▶ _PROMPT_
Update the rows below by replacing every "Student Exchanges" with "Student Programs" and leaving everything else unchanged. Leave the pictures out of your version.

▶ _DATA FOR THIS TASK_
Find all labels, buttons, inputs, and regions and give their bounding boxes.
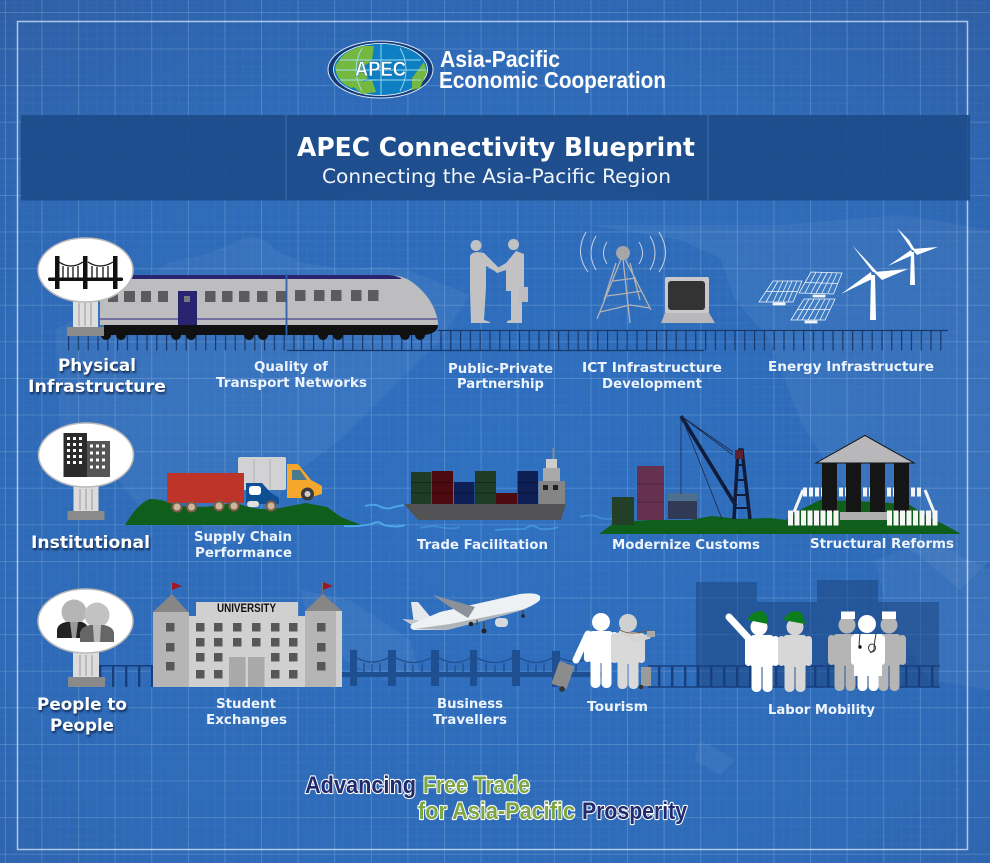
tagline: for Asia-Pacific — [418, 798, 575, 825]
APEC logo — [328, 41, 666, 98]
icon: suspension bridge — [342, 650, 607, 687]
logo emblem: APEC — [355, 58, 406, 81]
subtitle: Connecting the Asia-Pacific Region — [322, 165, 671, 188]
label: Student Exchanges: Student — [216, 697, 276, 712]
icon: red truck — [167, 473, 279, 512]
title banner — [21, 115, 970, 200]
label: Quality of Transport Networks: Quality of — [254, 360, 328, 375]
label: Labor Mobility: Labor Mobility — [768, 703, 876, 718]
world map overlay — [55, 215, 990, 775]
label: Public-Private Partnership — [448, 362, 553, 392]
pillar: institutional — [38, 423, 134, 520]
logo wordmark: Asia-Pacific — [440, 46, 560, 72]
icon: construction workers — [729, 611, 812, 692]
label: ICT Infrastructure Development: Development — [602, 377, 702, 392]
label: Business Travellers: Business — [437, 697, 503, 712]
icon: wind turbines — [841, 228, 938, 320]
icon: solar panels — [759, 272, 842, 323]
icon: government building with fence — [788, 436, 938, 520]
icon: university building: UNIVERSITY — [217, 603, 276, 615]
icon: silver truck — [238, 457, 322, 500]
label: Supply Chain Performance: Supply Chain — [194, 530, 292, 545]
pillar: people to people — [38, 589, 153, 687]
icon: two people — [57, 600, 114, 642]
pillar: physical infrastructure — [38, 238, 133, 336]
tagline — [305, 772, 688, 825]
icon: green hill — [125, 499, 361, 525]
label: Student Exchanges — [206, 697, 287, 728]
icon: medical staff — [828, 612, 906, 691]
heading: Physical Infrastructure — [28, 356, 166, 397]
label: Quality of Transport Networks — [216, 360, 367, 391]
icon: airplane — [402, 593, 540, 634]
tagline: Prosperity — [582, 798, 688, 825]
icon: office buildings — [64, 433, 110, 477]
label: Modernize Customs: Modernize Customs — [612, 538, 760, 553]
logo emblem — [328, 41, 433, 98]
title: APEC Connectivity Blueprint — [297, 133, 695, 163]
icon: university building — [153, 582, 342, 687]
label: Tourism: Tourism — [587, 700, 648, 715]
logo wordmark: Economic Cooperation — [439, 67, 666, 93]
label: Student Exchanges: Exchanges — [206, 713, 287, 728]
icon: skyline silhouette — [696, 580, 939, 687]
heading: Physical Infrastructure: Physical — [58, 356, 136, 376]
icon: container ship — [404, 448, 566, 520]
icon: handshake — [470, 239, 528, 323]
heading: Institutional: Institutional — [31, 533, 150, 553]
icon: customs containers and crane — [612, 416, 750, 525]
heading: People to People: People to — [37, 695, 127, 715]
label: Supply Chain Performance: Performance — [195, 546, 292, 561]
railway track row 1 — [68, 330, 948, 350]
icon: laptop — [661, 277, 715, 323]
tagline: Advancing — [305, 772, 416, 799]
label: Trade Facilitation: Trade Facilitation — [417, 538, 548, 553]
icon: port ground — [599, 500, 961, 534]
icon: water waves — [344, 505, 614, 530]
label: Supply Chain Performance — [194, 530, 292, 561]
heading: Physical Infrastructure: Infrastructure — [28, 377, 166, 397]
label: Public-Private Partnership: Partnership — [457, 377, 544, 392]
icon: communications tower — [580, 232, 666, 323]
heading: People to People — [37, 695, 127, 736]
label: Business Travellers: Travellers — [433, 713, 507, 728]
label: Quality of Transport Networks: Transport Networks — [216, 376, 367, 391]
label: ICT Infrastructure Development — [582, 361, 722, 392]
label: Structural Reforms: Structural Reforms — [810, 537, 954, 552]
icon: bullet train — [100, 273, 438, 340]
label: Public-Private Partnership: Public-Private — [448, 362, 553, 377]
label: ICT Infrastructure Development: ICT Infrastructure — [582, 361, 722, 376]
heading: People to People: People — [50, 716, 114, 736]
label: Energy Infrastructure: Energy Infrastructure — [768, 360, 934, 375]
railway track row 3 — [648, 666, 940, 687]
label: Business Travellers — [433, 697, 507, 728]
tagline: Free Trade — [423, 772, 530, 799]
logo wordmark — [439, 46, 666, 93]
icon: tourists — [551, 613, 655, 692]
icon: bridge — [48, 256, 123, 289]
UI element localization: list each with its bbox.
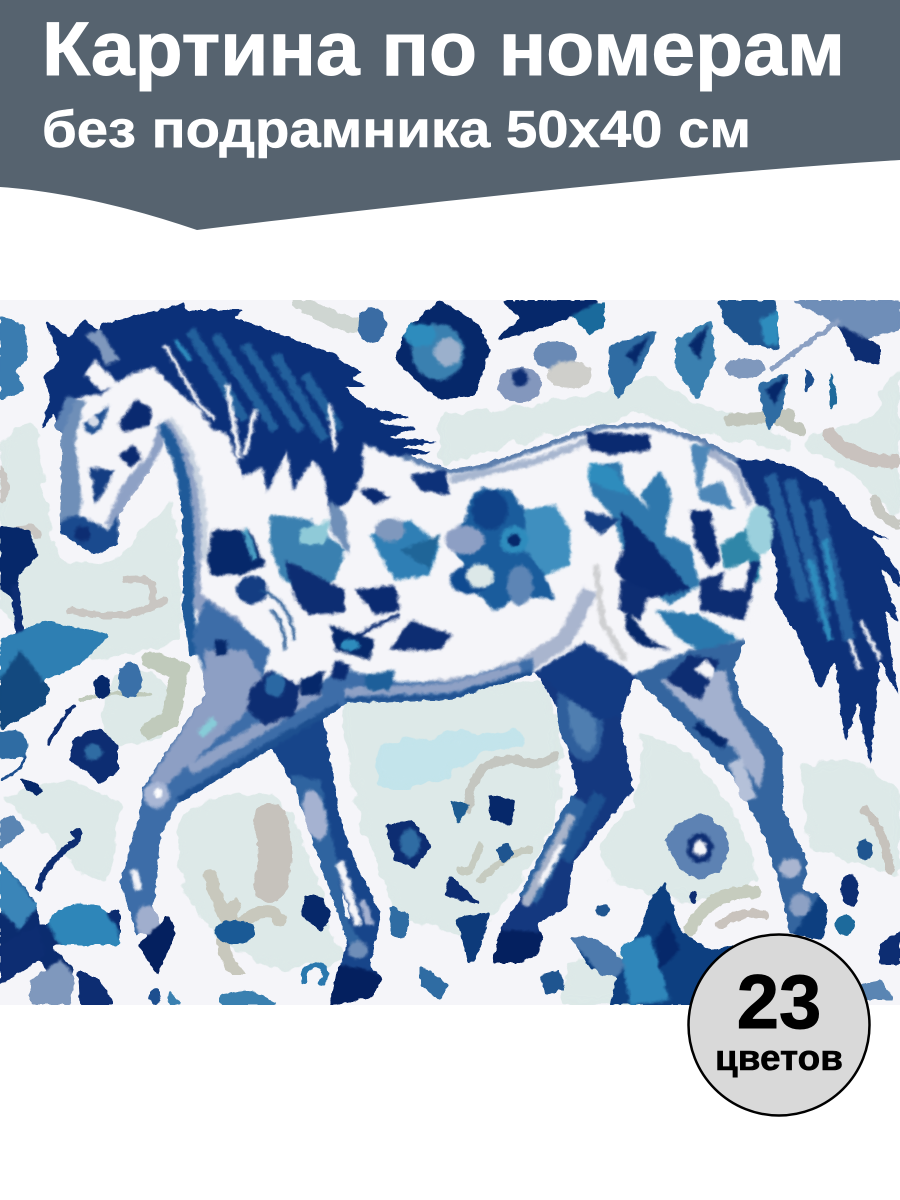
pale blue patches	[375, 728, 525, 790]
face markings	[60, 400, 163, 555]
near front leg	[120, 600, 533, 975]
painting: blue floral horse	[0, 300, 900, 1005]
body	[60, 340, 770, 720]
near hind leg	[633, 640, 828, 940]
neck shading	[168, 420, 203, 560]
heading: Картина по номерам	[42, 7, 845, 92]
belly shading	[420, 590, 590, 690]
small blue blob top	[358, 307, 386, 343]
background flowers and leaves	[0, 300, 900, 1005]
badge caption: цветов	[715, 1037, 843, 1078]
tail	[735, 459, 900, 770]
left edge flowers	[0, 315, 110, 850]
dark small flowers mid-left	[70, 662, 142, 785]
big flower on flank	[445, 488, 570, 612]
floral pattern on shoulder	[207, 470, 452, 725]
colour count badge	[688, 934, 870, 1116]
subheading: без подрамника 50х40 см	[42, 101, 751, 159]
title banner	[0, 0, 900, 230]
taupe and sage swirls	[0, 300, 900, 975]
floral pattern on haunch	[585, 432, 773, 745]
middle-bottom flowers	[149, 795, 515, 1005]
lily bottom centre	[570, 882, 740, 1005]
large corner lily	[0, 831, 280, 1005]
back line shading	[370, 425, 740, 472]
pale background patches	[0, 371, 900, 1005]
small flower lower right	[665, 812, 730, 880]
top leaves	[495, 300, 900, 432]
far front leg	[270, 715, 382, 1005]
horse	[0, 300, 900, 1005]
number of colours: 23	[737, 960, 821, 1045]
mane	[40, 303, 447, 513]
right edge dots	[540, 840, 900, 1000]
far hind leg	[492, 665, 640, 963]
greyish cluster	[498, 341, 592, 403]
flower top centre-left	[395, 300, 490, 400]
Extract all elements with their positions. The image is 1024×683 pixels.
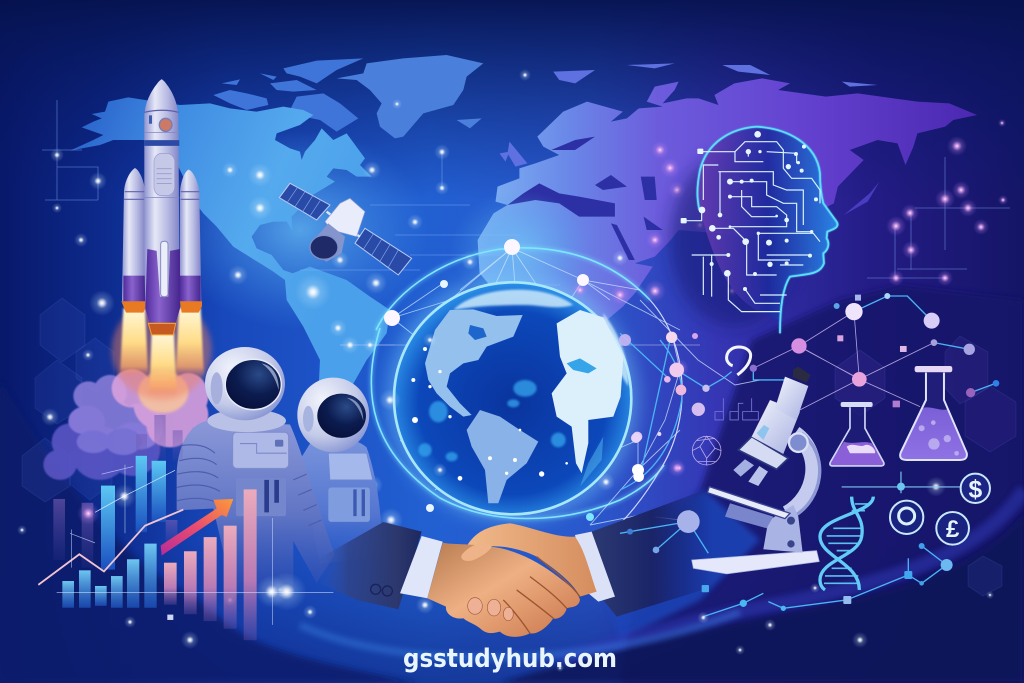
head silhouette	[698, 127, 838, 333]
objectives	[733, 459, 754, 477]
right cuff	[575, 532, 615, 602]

▶ _ANSWER TO THIS PROBLEM_
Find all labels, buttons, inputs, and regions and give their bounding boxes.
tagline: for Asia-Pacific — [418, 798, 575, 825]
APEC logo — [328, 41, 666, 98]
icon: suspension bridge — [342, 650, 607, 687]
logo emblem: APEC — [355, 58, 406, 81]
subtitle: Connecting the Asia-Pacific Region — [322, 165, 671, 188]
label: Student Programs: Student — [216, 697, 276, 712]
icon: red truck — [167, 473, 279, 512]
title banner — [21, 115, 970, 200]
label: Quality of Transport Networks: Quality of — [254, 360, 328, 375]
label: Labor Mobility: Labor Mobility — [768, 703, 876, 718]
world map overlay — [55, 215, 990, 775]
label: Public-Private Partnership — [448, 362, 553, 392]
pillar: institutional — [38, 423, 134, 520]
logo wordmark: Asia-Pacific — [440, 46, 560, 72]
icon: construction workers — [729, 611, 812, 692]
label: ICT Infrastructure Development: Development — [602, 377, 702, 392]
label: Business Travellers: Business — [437, 697, 503, 712]
icon: wind turbines — [841, 228, 938, 320]
icon: solar panels — [759, 272, 842, 323]
icon: government building with fence — [788, 436, 938, 520]
icon: university building: UNIVERSITY — [217, 603, 276, 615]
icon: silver truck — [238, 457, 322, 500]
label: Supply Chain Performance: Supply Chain — [194, 530, 292, 545]
pillar: people to people — [38, 589, 153, 687]
icon: two people — [57, 600, 114, 642]
pillar: physical infrastructure — [38, 238, 133, 336]
tagline — [305, 772, 688, 825]
icon: green hill — [125, 499, 361, 525]
label: Student Programs — [206, 697, 287, 728]
icon: medical staff — [828, 612, 906, 691]
heading: Physical Infrastructure — [28, 356, 166, 397]
label: Quality of Transport Networks — [216, 360, 367, 391]
icon: airplane — [402, 593, 540, 634]
tagline: Prosperity — [582, 798, 688, 825]
icon: office buildings — [64, 433, 110, 477]
label: Modernize Customs: Modernize Customs — [612, 538, 760, 553]
logo emblem — [328, 41, 433, 98]
title: APEC Connectivity Blueprint — [297, 133, 695, 163]
icon: university building — [153, 582, 342, 687]
label: Tourism: Tourism — [587, 700, 648, 715]
logo wordmark: Economic Cooperation — [439, 67, 666, 93]
label: Student Programs: Exchanges — [206, 713, 287, 728]
icon: skyline silhouette — [696, 580, 939, 687]
heading: Physical Infrastructure: Physical — [58, 356, 136, 376]
icon: container ship — [404, 448, 566, 520]
icon: handshake — [470, 239, 528, 323]
heading: Institutional: Institutional — [31, 533, 150, 553]
icon: customs containers and crane — [612, 416, 750, 525]
heading: People to People: People to — [37, 695, 127, 715]
label: Supply Chain Performance: Performance — [195, 546, 292, 561]
railway track row 1 — [68, 330, 948, 350]
icon: laptop — [661, 277, 715, 323]
tagline: Advancing — [305, 772, 416, 799]
label: Trade Facilitation: Trade Facilitation — [417, 538, 548, 553]
icon: port ground — [599, 500, 961, 534]
icon: water waves — [344, 505, 614, 530]
label: Supply Chain Performance — [194, 530, 292, 561]
heading: Physical Infrastructure: Infrastructure — [28, 377, 166, 397]
label: Public-Private Partnership: Partnership — [457, 377, 544, 392]
icon: communications tower — [580, 232, 666, 323]
heading: People to People — [37, 695, 127, 736]
label: Business Travellers: Travellers — [433, 713, 507, 728]
label: Quality of Transport Networks: Transport Networks — [216, 376, 367, 391]
label: ICT Infrastructure Development — [582, 361, 722, 392]
label: Structural Reforms: Structural Reforms — [810, 537, 954, 552]
icon: bullet train — [100, 273, 438, 340]
label: Public-Private Partnership: Public-Private — [448, 362, 553, 377]
label: ICT Infrastructure Development: ICT Infrastructure — [582, 361, 722, 376]
heading: People to People: People — [50, 716, 114, 736]
label: Energy Infrastructure: Energy Infrastructure — [768, 360, 934, 375]
railway track row 3 — [648, 666, 940, 687]
label: Business Travellers — [433, 697, 507, 728]
tagline: Free Trade — [423, 772, 530, 799]
logo wordmark — [439, 46, 666, 93]
icon: tourists — [551, 613, 655, 692]
icon: bridge — [48, 256, 123, 289]
UI element localization: list each with its bbox.
pale blue patches	[375, 728, 525, 790]
face markings	[60, 400, 163, 555]
near front leg	[120, 600, 533, 975]
painting: blue floral horse	[0, 300, 900, 1005]
body	[60, 340, 770, 720]
near hind leg	[633, 640, 828, 940]
neck shading	[168, 420, 203, 560]
heading: Картина по номерам	[42, 7, 845, 92]
belly shading	[420, 590, 590, 690]
small blue blob top	[358, 307, 386, 343]
background flowers and leaves	[0, 300, 900, 1005]
badge caption: цветов	[715, 1037, 843, 1078]
tail	[735, 459, 900, 770]
left edge flowers	[0, 315, 110, 850]
dark small flowers mid-left	[70, 662, 142, 785]
big flower on flank	[445, 488, 570, 612]
floral pattern on shoulder	[207, 470, 452, 725]
colour count badge	[688, 934, 870, 1116]
subheading: без подрамника 50х40 см	[42, 101, 751, 159]
title banner	[0, 0, 900, 230]
taupe and sage swirls	[0, 300, 900, 975]
floral pattern on haunch	[585, 432, 773, 745]
middle-bottom flowers	[149, 795, 515, 1005]
lily bottom centre	[570, 882, 740, 1005]
large corner lily	[0, 831, 280, 1005]
back line shading	[370, 425, 740, 472]
pale background patches	[0, 371, 900, 1005]
small flower lower right	[665, 812, 730, 880]
top leaves	[495, 300, 900, 432]
far front leg	[270, 715, 382, 1005]
horse	[0, 300, 900, 1005]
number of colours: 23	[737, 960, 821, 1045]
mane	[40, 303, 447, 513]
right edge dots	[540, 840, 900, 1000]
far hind leg	[492, 665, 640, 963]
greyish cluster	[498, 341, 592, 403]
flower top centre-left	[395, 300, 490, 400]
Extract all elements with their positions. The image is 1024×683 pixels.
head silhouette	[698, 127, 838, 333]
objectives	[733, 459, 754, 477]
right cuff	[575, 532, 615, 602]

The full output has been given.